▶ Task objective
Produce an exact copy of the lines from the line containing "Parse this chart: output" through the last line of the listing below, both ends included, and nothing else.

▶ Record set
——————
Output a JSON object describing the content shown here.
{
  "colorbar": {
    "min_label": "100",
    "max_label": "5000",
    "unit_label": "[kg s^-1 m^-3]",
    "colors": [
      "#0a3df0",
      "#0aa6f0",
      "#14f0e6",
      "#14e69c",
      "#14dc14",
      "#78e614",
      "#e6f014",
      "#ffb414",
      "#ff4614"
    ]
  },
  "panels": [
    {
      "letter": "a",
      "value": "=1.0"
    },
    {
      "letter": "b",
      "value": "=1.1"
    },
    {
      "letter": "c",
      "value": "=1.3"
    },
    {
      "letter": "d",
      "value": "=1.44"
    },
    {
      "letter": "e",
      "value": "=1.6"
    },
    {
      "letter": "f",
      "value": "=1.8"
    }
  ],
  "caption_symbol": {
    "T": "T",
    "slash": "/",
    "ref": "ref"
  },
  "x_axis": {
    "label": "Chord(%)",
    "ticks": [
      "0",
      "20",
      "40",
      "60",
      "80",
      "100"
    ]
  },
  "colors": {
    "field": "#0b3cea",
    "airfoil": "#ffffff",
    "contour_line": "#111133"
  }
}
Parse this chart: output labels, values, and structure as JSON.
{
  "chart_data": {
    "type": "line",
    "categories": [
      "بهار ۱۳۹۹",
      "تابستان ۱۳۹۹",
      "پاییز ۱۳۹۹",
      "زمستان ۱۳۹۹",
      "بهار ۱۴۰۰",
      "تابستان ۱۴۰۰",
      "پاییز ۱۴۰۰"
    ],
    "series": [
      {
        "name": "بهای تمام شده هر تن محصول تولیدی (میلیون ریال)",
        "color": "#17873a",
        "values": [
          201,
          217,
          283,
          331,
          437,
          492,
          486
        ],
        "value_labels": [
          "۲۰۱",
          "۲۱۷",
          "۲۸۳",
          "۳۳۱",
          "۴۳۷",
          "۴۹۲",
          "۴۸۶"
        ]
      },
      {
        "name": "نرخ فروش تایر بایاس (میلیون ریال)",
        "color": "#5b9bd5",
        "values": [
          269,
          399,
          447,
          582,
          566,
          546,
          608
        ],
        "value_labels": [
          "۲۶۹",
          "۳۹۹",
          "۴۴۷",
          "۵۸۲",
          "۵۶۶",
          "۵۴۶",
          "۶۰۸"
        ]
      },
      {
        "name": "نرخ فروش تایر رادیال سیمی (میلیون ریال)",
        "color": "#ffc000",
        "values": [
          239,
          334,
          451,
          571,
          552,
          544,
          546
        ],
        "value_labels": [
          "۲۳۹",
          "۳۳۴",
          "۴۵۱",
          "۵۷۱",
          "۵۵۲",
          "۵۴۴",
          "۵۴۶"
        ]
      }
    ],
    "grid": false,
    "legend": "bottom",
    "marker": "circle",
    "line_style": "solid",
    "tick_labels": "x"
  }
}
——————
▶ Task response
Parse this chart: output labels, values, and structure as JSON.
{
  "chart_data": {
    "type": "line",
    "categories": [
      "بهار ۱۳۹۹",
      "تابستان ۱۳۹۹",
      "پاییز ۱۳۹۹",
      "زمستان ۱۳۹۹",
      "بهار ۱۴۰۰",
      "تابستان ۱۴۰۰",
      "پاییز ۱۴۰۰"
    ],
    "series": [
      {
        "name": "بهای تمام شده هر تن محصول تولیدی (میلیون ریال)",
        "color": "#17873a",
        "values": [
          201,
          217,
          283,
          331,
          437,
          492,
          486
        ],
        "value_labels": [
          "۲۰۱",
          "۲۱۷",
          "۲۸۳",
          "۳۳۱",
          "۴۳۷",
          "۴۹۲",
          "۴۸۶"
        ]
      },
      {
        "name": "نرخ فروش تایر بایاس (میلیون ریال)",
        "color": "#5b9bd5",
        "values": [
          269,
          399,
          447,
          582,
          566,
          546,
          608
        ],
        "value_labels": [
          "۲۶۹",
          "۳۹۹",
          "۴۴۷",
          "۵۸۲",
          "۵۶۶",
          "۵۴۶",
          "۶۰۸"
        ]
      },
      {
        "name": "نرخ فروش تایر رادیال سیمی (میلیون ریال)",
        "color": "#ffc000",
        "values": [
          239,
          334,
          451,
          571,
          552,
          544,
          546
        ],
        "value_labels": [
          "۲۳۹",
          "۳۳۴",
          "۴۵۱",
          "۵۷۱",
          "۵۵۲",
          "۵۴۴",
          "۵۴۶"
        ]
      }
    ],
    "grid": false,
    "legend": "bottom",
    "marker": "circle",
    "line_style": "solid",
    "tick_labels": "x"
  }
}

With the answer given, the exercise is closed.